━━ DOCUMENT EXCERPT
Posted tagged ‘Brexit’

The Brexit story

March 29, 2017

On this day the UK Prime Minister, Theresa May, will trigger the process that will see the country leave the European Union, implementing the referendum decision of a majority (albeit a narrow one) of the United Kingdom electorate. I am no fanatical supporter of the European Union, but I believe that this decision and its consequences will define Britain for generations to come; and while the result may turn out to be benign, the risks are huge and the pitfalls are many. What more than anything else will make those risks and pitfalls more potent is the continuation of the easy optimism and bizarre over-confidence that has characterised much of the rhetoric of Brexit supporters; alongside their aggression when that is challenged. This process needs to be managed with realism and sensitivity (which includes sensitivity towards those people and those regions, including Scotland, who took a different view of Brexit).

What really must not characterise the Brexit story is the xenophobia and jingoism displayed by some of the more objectionable elements in the media and by some politicians, such as the appalling (but I hope now inconsequential) Mr Nigel Farage. If this story is to have a good ending, the dramatis personae must display generosity of spirit and a willingness to engage with those who think differently. And a message for the UK Prime Minister might be that this is not the same thing as telling these people (such as me) what we should be thinking; it is understanding, and responding generously to, what we actually are thinking.

The world today: it’s all about migration

March 14, 2017

Whatever part of the world or country or region you may call your own, the population you share it with got there largely as a result of mass migration. Most of Europe is populated by those whose ancestors took part in the major movements of Völkerwanderung, and populations changed and shifted through major major migration or conquests. No significant country you have ever heard of has had a settled population through the centuries. Nor is this all ancient history – it has been a feature of all centuries, to some extent at least.

One of the consequences of migration has been the internationalisation of learning. Even when there were hardly any efficient methods of transport, scholars and students wandered between centres of education and enriched each other’s cultures. Universities became knowledge exchanges of scholarship and cultures, influencing national development (of which Scotland, from where I write, is an excellent example).

Of course large-scale migration also poses challenges and requires the adoption of sensible policies to manage it. But the desire sometimes expressed in modern times for a recognisably uniform autouchtonous ethnic culture that has uniform traits is not at all an expression of tradition: it contradicts civilised human experience and has the capacity to align itself with tyranny.

Many of our recent global developments have their roots in the fear of migration: Brexit, Donald Trump’s wall, ethnic cleansing. These are not good developments in so far as they are driven by fear and insecurity. Politicians must address this with more wisdom than many have shown; but in particular they must recognise that scholarship and learning cannot thrive within closed borders. And the higher education academy must keep making the case for the shared international experience of the educational community.
━━━━
▶ [INSTRUCTION 1]:
Name every person mentioned by name in the blog posts on Brexit and migration.
▶ [INSTRUCTION 2]:
Pick up the blog posts on Brexit and migration after their final sentence and keep writing.
━━ STORED RECORDS
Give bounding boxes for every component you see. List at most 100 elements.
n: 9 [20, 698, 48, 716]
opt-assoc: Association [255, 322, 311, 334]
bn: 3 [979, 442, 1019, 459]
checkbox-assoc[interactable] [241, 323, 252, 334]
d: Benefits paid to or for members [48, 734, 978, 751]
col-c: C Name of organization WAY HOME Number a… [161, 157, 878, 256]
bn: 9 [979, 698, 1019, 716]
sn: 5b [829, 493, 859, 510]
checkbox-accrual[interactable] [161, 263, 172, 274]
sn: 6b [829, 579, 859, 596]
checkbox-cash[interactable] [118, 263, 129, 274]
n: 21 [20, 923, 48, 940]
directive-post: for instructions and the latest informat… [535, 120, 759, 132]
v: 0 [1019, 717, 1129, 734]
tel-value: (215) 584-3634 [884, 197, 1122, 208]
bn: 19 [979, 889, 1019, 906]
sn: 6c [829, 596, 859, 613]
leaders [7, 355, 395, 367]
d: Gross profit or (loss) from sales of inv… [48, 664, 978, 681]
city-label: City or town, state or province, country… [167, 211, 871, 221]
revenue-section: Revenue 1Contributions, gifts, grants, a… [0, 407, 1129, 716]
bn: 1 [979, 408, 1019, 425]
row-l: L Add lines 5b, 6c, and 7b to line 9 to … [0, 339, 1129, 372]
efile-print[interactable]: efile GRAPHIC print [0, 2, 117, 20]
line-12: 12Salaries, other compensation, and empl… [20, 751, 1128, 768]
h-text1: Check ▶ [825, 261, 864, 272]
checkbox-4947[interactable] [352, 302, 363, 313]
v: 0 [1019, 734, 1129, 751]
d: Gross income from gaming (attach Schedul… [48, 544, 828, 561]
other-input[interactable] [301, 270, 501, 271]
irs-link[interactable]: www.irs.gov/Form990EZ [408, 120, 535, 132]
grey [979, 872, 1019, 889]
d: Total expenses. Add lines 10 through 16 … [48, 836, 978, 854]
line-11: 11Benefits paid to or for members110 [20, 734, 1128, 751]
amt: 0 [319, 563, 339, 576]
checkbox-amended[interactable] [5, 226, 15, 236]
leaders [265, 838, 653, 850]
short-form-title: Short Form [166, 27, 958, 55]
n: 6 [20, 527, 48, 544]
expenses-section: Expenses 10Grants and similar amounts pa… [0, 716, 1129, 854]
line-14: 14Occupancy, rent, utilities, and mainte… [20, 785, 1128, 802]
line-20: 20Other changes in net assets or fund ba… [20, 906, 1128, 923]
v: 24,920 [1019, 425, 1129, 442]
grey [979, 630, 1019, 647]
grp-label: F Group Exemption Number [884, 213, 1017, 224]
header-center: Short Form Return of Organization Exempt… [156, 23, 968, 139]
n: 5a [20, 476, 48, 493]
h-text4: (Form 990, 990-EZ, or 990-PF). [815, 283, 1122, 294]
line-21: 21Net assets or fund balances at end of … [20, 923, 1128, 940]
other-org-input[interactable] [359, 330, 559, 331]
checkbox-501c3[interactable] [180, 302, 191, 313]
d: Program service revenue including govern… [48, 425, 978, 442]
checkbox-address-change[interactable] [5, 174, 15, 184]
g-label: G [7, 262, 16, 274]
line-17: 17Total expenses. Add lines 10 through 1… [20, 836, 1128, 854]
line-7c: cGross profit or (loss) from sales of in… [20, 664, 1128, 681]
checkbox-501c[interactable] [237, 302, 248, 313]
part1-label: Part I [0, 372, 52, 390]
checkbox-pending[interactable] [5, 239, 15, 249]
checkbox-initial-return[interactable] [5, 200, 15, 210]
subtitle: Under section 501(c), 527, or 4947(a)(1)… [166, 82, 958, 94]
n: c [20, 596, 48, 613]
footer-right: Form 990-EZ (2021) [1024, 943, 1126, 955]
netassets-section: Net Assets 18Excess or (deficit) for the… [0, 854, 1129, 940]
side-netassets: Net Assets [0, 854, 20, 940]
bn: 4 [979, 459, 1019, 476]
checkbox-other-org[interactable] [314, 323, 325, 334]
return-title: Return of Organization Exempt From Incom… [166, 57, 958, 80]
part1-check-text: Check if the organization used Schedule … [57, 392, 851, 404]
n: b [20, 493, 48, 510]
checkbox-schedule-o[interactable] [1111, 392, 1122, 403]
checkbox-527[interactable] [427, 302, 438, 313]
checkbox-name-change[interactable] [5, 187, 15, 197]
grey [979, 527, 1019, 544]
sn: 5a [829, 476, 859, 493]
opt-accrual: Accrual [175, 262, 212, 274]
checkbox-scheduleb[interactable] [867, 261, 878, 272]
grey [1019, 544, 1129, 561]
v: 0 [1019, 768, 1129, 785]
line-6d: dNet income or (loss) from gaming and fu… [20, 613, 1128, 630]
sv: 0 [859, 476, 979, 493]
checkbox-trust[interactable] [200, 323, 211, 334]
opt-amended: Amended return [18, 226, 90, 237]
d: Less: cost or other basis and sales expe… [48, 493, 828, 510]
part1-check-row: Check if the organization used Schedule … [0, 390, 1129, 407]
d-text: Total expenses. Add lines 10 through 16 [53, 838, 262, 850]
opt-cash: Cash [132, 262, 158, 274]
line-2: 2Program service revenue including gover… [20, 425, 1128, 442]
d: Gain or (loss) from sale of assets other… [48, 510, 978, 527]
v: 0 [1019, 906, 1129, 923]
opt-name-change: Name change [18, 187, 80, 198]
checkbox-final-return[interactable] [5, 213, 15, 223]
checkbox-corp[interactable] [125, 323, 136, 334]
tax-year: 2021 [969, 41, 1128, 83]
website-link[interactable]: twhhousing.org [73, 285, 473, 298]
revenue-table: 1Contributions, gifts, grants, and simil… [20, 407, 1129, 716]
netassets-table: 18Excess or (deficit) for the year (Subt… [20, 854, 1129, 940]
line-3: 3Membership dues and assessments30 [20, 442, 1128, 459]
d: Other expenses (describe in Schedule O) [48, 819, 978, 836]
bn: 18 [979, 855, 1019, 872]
━━━━
▶ [TASK RESULT 1]:
Theresa May, Nigel Farage, Donald Trump

▶ [TASK RESULT 2]:
Universities in the uncertain world of Brexit

January 16, 2017

There was never any doubt where the higher education sector stood on the UK’s membership of the European Union. Right from the start, Universities UK took a strong position in favour of the EU, and sponsored a campaign group entitled Universities for Europe. This almost certainly aligned with a widespread view amongst academics, as reflected indeed in guest posts in this blog.

But of course the UK electorate narrowly opted for Brexit, and it is now going to happen. But what that means for universities is still far from clear. The message from the academy hasn’t changed, and the theme still is that leaving the European Union will prove damaging and costly. Right after the vote, a senior Cambridge professor estimated that Brexit would cost his university around £100 million a year. Others have pointed to a whole list of potential issues, including staff recruitment, international student admissions, research funding, and so forth. Even an international university rankings website has regularly listed the issues arising from the referendum vote, all of them representing risks or disadvantages.

The question for universities now is how to handle this agenda. There may well be a risk that those needing to be influenced will find the flow of jeremiads to be uncongenial to the stimulation of second thoughts. There are no signs, for example, that the universities’ repeated warnings about the impact of immigration restrictions on the sector’s financial and cultural wellbeing have had any effect at all on the UK government.

The problem is, I think, that very little about Brexit is concerned with reasoned argument: it is more about emotion. It is the product of the fears of those who believe the integrity of their culture to have been compromised, who see sovereignty as an abstract ideal rather than a decision-making mechanism, who fear the impact of immigration. If your frame of reference is governed by abstract principle, then the technical or financial drawbacks of the project may not much interest you.

It may therefore be that those who are alarmed by the impending Brexit – and I am amongst them – need to recalibrate our language, and need to speak in terms of principle rather than of operational impact. This campaign may need to be re-thought.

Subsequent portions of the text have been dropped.